**Required work:** Could you rewrite every line of the material below as a JSON list of strings, one string per line, with blank lines left out?

**Data for the task:**
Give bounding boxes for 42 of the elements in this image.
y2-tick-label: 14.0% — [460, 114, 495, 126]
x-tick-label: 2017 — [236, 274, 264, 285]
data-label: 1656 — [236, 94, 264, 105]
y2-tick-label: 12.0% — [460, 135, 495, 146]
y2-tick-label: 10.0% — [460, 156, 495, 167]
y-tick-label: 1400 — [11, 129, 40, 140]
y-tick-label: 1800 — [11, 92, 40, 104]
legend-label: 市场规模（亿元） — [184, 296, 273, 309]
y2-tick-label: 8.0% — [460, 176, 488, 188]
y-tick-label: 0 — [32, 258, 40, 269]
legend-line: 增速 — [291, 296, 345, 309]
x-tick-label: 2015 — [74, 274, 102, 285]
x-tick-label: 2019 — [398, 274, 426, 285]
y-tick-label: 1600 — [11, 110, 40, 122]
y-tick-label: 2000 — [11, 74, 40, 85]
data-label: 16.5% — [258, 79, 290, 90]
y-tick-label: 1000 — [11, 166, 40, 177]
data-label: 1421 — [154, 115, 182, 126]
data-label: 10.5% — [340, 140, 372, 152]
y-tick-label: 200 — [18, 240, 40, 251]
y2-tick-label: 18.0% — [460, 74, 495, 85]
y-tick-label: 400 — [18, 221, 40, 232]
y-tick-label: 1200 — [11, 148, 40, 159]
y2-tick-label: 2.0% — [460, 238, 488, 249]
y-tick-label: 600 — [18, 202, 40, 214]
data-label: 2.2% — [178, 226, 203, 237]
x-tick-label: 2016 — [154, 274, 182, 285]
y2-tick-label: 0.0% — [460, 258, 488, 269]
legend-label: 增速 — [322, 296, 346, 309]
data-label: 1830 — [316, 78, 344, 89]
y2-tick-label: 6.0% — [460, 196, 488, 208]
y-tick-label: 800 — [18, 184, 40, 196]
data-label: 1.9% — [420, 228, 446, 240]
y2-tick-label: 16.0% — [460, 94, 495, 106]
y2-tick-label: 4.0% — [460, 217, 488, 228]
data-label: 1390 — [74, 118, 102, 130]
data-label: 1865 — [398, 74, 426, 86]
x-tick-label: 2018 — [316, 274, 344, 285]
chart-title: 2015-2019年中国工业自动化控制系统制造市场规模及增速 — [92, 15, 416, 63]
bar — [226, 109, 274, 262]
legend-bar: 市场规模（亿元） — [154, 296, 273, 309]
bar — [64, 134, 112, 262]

**Expected answer:**
[
  "Give bounding boxes for 42 of the elements in this image.",
  "y2-tick-label: 14.0% — [460, 114, 495, 126]",
  "x-tick-label: 2017 — [236, 274, 264, 285]",
  "data-label: 1656 — [236, 94, 264, 105]",
  "y2-tick-label: 12.0% — [460, 135, 495, 146]",
  "y2-tick-label: 10.0% — [460, 156, 495, 167]",
  "y-tick-label: 1400 — [11, 129, 40, 140]",
  "y-tick-label: 1800 — [11, 92, 40, 104]",
  "legend-label: 市场规模（亿元） — [184, 296, 273, 309]",
  "y2-tick-label: 8.0% — [460, 176, 488, 188]",
  "y-tick-label: 0 — [32, 258, 40, 269]",
  "legend-line: 增速 — [291, 296, 345, 309]",
  "x-tick-label: 2015 — [74, 274, 102, 285]",
  "x-tick-label: 2019 — [398, 274, 426, 285]",
  "y-tick-label: 1600 — [11, 110, 40, 122]",
  "y-tick-label: 2000 — [11, 74, 40, 85]",
  "data-label: 16.5% — [258, 79, 290, 90]",
  "y-tick-label: 1000 — [11, 166, 40, 177]",
  "data-label: 1421 — [154, 115, 182, 126]",
  "data-label: 10.5% — [340, 140, 372, 152]",
  "y-tick-label: 200 — [18, 240, 40, 251]",
  "y2-tick-label: 18.0% — [460, 74, 495, 85]",
  "y-tick-label: 400 — [18, 221, 40, 232]",
  "y-tick-label: 1200 — [11, 148, 40, 159]",
  "y2-tick-label: 2.0% — [460, 238, 488, 249]",
  "y-tick-label: 600 — [18, 202, 40, 214]",
  "data-label: 2.2% — [178, 226, 203, 237]",
  "x-tick-label: 2016 — [154, 274, 182, 285]",
  "y2-tick-label: 0.0% — [460, 258, 488, 269]",
  "legend-label: 增速 — [322, 296, 346, 309]",
  "data-label: 1830 — [316, 78, 344, 89]",
  "y2-tick-label: 6.0% — [460, 196, 488, 208]",
  "y-tick-label: 800 — [18, 184, 40, 196]",
  "data-label: 1.9% — [420, 228, 446, 240]",
  "y2-tick-label: 16.0% — [460, 94, 495, 106]",
  "y2-tick-label: 4.0% — [460, 217, 488, 228]",
  "data-label: 1390 — [74, 118, 102, 130]",
  "data-label: 1865 — [398, 74, 426, 86]",
  "x-tick-label: 2018 — [316, 274, 344, 285]",
  "chart-title: 2015-2019年中国工业自动化控制系统制造市场规模及增速 — [92, 15, 416, 63]",
  "bar — [226, 109, 274, 262]",
  "legend-bar: 市场规模（亿元） — [154, 296, 273, 309]",
  "bar — [64, 134, 112, 262]"
]